Copy out each line that has "лагерям" in it.

* INPUT RECORDS
• • • •

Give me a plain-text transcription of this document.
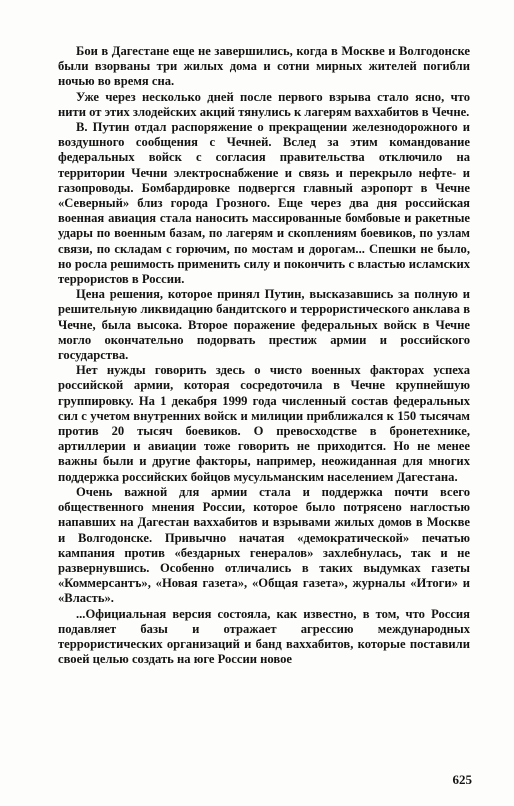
Бои в Дагестане еще не завершились, когда в Москве и Волгодонске были взорваны три жилых дома и сотни мирных жителей погибли ночью во время сна.

Уже через несколько дней после первого взрыва стало ясно, что нити от этих злодейских акций тянулись к лагерям ваххабитов в Чечне.

В. Путин отдал распоряжение о прекращении железнодорожного и воздушного сообщения с Чечней. Вслед за этим командование федеральных войск с согласия правительства отключило на территории Чечни электроснабжение и связь и перекрыло нефте- и газопроводы. Бомбардировке подвергся главный аэропорт в Чечне «Северный» близ города Грозного. Еще через два дня российская военная авиация стала наносить массированные бомбовые и ракетные удары по военным базам, по лагерям и скоплениям боевиков, по узлам связи, по складам с горючим, по мостам и дорогам... Спешки не было, но росла решимость применить силу и покончить с властью исламских террористов в России.

Цена решения, которое принял Путин, высказавшись за полную и решительную ликвидацию бандитского и террористического анклава в Чечне, была высока. Второе поражение федеральных войск в Чечне могло окончательно подорвать престиж армии и российского государства.

Нет нужды говорить здесь о чисто военных факторах успеха российской армии, которая сосредоточила в Чечне крупнейшую группировку. На 1 декабря 1999 года численный состав федеральных сил с учетом внутренних войск и милиции приближался к 150 тысячам против 20 тысяч боевиков. О превосходстве в бронетехнике, артиллерии и авиации тоже говорить не приходится. Но не менее важны были и другие факторы, например, неожиданная для многих поддержка российских бойцов мусульманским населением Дагестана.

Очень важной для армии стала и поддержка почти всего общественного мнения России, которое было потрясено наглостью напавших на Дагестан ваххабитов и взрывами жилых домов в Москве и Волгодонске. Привычно начатая «демократической» печатью кампания против «бездарных генералов» захлебнулась, так и не развернувшись. Особенно отличались в таких выдумках газеты «Коммерсантъ», «Новая газета», «Общая газета», журналы «Итоги» и «Власть».

...Официальная версия состояла, как известно, в том, что Россия подавляет базы и отражает агрессию международных террористических организаций и банд ваххабитов, которые поставили своей целью создать на юге России новое

625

• • • •

* TASK OUTPUT
Уже через несколько дней после первого взрыва стало ясно, что нити от этих злодейских акций тянулись к лагерям ваххабитов в Чечне.
В. Путин отдал распоряжение о прекращении железнодорожного и воздушного сообщения с Чечней. Вслед за этим командование федеральных войск с согласия правительства отключило на территории Чечни электроснабжение и связь и перекрыло нефте- и газопроводы. Бомбардировке подвергся главный аэропорт в Чечне «Северный» близ города Грозного. Еще через два дня российская военная авиация стала наносить массированные бомбовые и ракетные удары по военным базам, по лагерям и скоплениям боевиков, по узлам связи, по складам с горючим, по мостам и дорогам... Спешки не было, но росла решимость применить силу и покончить с властью исламских террористов в России.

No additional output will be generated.